Exercise prompt: Transcribe the records exactly. Pictures do not belong in the transcription.

Data records:
· · · · · · ·

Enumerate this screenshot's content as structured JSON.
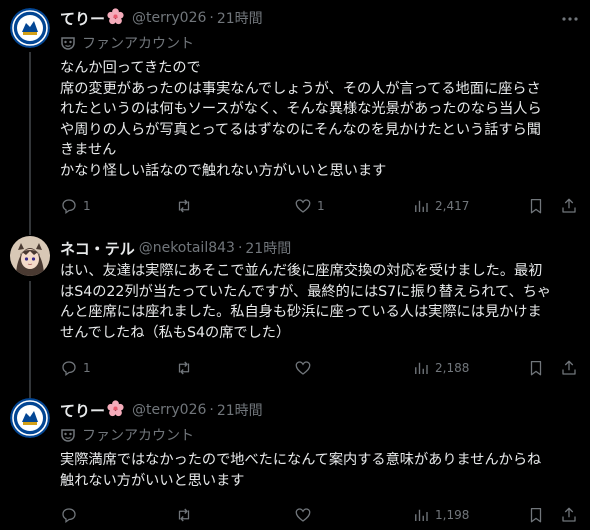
{
  "tweets": [
    {
      "author": {
        "name": "てりー",
        "name_emoji": "🌸",
        "handle": "@terry026",
        "separator": "·",
        "time": "21時間",
        "avatar_icon": "chelsea-crest-icon"
      },
      "badge": {
        "icon": "fan-account-mask-icon",
        "label": "ファンアカウント"
      },
      "lines": [
        "なんか回ってきたので",
        "席の変更があったのは事実なんでしょうが、その人が言ってる地面に座らさ",
        "れたというのは何もソースがなく、そんな異様な光景があったのなら当人ら",
        "や周りの人らが写真とってるはずなのにそんなのを見かけたという話すら聞",
        "きません",
        "かなり怪しい話なので触れない方がいいと思います"
      ],
      "stats": {
        "replies": "1",
        "reposts": "",
        "likes": "1",
        "views": "2,417"
      }
    },
    {
      "author": {
        "name": "ネコ・テル",
        "handle": "@nekotail843",
        "separator": "·",
        "time": "21時間",
        "avatar_icon": "anime-avatar-icon"
      },
      "lines": [
        "はい、友達は実際にあそこで並んだ後に座席交換の対応を受けました。最初",
        "はS4の22列が当たっていたんですが、最終的にはS7に振り替えられて、ちゃ",
        "んと座席には座れました。私自身も砂浜に座っている人は実際には見かけま",
        "せんでしたね（私もS4の席でした）"
      ],
      "stats": {
        "replies": "1",
        "reposts": "",
        "likes": "",
        "views": "2,188"
      }
    },
    {
      "author": {
        "name": "てりー",
        "name_emoji": "🌸",
        "handle": "@terry026",
        "separator": "·",
        "time": "21時間",
        "avatar_icon": "chelsea-crest-icon"
      },
      "badge": {
        "icon": "fan-account-mask-icon",
        "label": "ファンアカウント"
      },
      "lines": [
        "実際満席ではなかったので地べたになんて案内する意味がありませんからね",
        "触れない方がいいと思います"
      ],
      "stats": {
        "replies": "",
        "reposts": "",
        "likes": "",
        "views": "1,198"
      }
    }
  ],
  "icons": {
    "more": "more-horizontal-icon",
    "reply": "reply-bubble-icon",
    "repost": "repost-arrows-icon",
    "like": "heart-icon",
    "views": "views-chart-icon",
    "bookmark": "bookmark-icon",
    "share": "share-icon"
  },
  "colors": {
    "background": "#000000",
    "text": "#e7e9ea",
    "muted": "#71767b",
    "chelsea_blue": "#034694"
  }
}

· · · · · · ·

Solution to the problem:
Enumerate this screenshot's content as structured JSON.
{
  "tweets": [
    {
      "author": {
        "name": "てりー",
        "name_emoji": "🌸",
        "handle": "@terry026",
        "separator": "·",
        "time": "21時間",
        "avatar_icon": "chelsea-crest-icon"
      },
      "badge": {
        "icon": "fan-account-mask-icon",
        "label": "ファンアカウント"
      },
      "lines": [
        "なんか回ってきたので",
        "席の変更があったのは事実なんでしょうが、その人が言ってる地面に座らさ",
        "れたというのは何もソースがなく、そんな異様な光景があったのなら当人ら",
        "や周りの人らが写真とってるはずなのにそんなのを見かけたという話すら聞",
        "きません",
        "かなり怪しい話なので触れない方がいいと思います"
      ],
      "stats": {
        "replies": "1",
        "reposts": "",
        "likes": "1",
        "views": "2,417"
      }
    },
    {
      "author": {
        "name": "ネコ・テル",
        "handle": "@nekotail843",
        "separator": "·",
        "time": "21時間",
        "avatar_icon": "anime-avatar-icon"
      },
      "lines": [
        "はい、友達は実際にあそこで並んだ後に座席交換の対応を受けました。最初",
        "はS4の22列が当たっていたんですが、最終的にはS7に振り替えられて、ちゃ",
        "んと座席には座れました。私自身も砂浜に座っている人は実際には見かけま",
        "せんでしたね（私もS4の席でした）"
      ],
      "stats": {
        "replies": "1",
        "reposts": "",
        "likes": "",
        "views": "2,188"
      }
    },
    {
      "author": {
        "name": "てりー",
        "name_emoji": "🌸",
        "handle": "@terry026",
        "separator": "·",
        "time": "21時間",
        "avatar_icon": "chelsea-crest-icon"
      },
      "badge": {
        "icon": "fan-account-mask-icon",
        "label": "ファンアカウント"
      },
      "lines": [
        "実際満席ではなかったので地べたになんて案内する意味がありませんからね",
        "触れない方がいいと思います"
      ],
      "stats": {
        "replies": "",
        "reposts": "",
        "likes": "",
        "views": "1,198"
      }
    }
  ],
  "icons": {
    "more": "more-horizontal-icon",
    "reply": "reply-bubble-icon",
    "repost": "repost-arrows-icon",
    "like": "heart-icon",
    "views": "views-chart-icon",
    "bookmark": "bookmark-icon",
    "share": "share-icon"
  },
  "colors": {
    "background": "#000000",
    "text": "#e7e9ea",
    "muted": "#71767b",
    "chelsea_blue": "#034694"
  }
}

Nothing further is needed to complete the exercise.